━━ Input rows ━━

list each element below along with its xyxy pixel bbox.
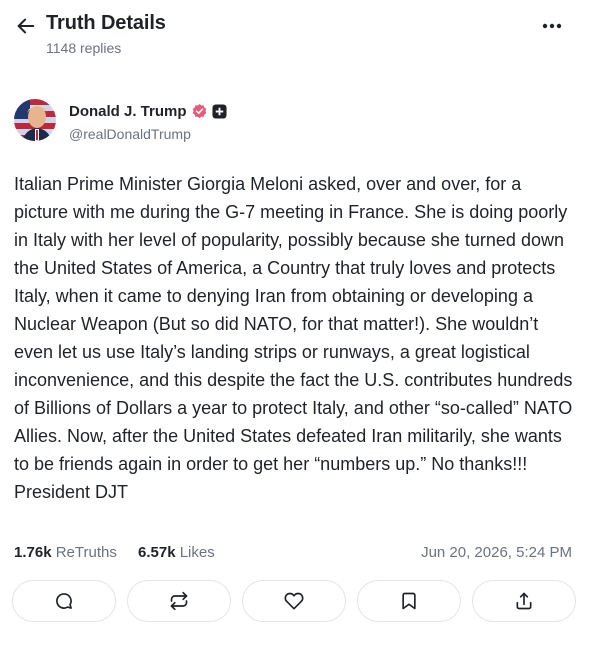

━━━
━━ Input rows ━━

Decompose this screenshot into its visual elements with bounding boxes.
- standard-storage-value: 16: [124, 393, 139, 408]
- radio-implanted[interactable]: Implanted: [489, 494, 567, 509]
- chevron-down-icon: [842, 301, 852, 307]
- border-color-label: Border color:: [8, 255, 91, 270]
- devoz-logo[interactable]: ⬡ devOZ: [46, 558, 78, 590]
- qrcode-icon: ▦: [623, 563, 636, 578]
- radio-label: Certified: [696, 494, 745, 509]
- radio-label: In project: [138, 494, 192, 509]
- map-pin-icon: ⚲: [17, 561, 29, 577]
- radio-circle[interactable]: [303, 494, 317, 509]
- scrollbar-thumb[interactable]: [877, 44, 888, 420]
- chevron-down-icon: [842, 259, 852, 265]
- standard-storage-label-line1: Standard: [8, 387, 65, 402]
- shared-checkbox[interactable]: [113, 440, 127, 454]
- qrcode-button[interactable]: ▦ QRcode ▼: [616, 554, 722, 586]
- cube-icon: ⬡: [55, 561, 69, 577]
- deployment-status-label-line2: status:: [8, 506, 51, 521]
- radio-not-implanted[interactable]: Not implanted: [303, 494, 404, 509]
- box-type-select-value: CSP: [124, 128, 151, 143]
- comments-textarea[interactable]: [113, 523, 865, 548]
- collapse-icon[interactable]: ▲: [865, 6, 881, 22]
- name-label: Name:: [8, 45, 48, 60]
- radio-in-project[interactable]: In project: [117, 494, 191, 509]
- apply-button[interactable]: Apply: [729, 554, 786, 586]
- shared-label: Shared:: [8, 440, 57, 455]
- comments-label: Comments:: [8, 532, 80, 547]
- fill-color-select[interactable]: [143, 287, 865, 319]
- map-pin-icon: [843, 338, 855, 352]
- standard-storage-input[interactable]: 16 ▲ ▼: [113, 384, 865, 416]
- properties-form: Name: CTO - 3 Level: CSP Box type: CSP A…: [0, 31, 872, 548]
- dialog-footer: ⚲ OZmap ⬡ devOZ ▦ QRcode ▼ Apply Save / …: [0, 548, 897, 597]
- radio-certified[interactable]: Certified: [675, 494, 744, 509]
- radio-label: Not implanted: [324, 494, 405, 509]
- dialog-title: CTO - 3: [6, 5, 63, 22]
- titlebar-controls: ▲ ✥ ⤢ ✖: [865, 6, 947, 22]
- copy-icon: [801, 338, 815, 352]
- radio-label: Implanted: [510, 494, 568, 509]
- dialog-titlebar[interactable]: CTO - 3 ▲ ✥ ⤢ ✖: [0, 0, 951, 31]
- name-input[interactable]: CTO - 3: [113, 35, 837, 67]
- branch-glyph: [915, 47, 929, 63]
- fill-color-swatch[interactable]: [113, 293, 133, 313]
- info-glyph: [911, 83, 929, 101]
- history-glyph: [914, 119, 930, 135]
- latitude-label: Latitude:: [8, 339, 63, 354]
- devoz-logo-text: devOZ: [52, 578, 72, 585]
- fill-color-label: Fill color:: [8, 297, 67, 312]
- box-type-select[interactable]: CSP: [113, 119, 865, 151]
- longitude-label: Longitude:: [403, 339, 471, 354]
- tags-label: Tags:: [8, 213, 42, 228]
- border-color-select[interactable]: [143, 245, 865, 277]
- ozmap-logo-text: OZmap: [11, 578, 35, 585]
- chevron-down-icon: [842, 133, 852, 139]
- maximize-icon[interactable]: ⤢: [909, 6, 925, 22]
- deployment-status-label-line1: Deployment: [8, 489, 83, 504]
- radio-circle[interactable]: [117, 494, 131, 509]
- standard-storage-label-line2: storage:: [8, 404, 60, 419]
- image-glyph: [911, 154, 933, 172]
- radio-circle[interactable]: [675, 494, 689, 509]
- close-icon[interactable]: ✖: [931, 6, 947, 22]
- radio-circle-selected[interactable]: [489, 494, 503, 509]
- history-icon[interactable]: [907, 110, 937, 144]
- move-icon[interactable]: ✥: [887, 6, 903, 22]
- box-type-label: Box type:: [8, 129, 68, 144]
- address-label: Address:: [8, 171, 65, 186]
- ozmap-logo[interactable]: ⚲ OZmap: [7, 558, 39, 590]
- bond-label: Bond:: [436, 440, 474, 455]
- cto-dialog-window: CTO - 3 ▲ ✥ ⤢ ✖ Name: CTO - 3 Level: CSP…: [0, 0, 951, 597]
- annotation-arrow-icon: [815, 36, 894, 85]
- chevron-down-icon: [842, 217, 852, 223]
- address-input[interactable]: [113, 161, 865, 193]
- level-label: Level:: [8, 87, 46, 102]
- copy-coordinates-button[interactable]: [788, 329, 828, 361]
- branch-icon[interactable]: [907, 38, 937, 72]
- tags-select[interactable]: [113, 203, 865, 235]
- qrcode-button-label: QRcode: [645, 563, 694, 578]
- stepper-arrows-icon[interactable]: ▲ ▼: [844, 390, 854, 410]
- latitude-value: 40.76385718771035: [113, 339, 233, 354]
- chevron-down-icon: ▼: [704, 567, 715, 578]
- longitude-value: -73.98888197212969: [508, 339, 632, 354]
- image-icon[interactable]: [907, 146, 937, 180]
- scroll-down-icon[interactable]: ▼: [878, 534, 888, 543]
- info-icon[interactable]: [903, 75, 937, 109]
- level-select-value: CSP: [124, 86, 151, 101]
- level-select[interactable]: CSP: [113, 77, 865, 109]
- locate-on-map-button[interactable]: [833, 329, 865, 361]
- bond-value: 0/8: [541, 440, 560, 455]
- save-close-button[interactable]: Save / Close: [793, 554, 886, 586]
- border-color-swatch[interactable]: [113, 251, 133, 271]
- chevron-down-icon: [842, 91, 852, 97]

━━━

What is expected >> Starting with the line containing "Decompose this screenshot" and going on through the line containing "- devoz-logo[interactable]: ⬡", rewrite the material with "bounding boxes" changed to "bounding rectangles" and nothing else altered. Return only those lines.

Exercise answer >>
Decompose this screenshot into its visual elements with bounding rectangles.
- standard-storage-value: 16: [124, 393, 139, 408]
- radio-implanted[interactable]: Implanted: [489, 494, 567, 509]
- chevron-down-icon: [842, 301, 852, 307]
- border-color-label: Border color:: [8, 255, 91, 270]
- devoz-logo[interactable]: ⬡ devOZ: [46, 558, 78, 590]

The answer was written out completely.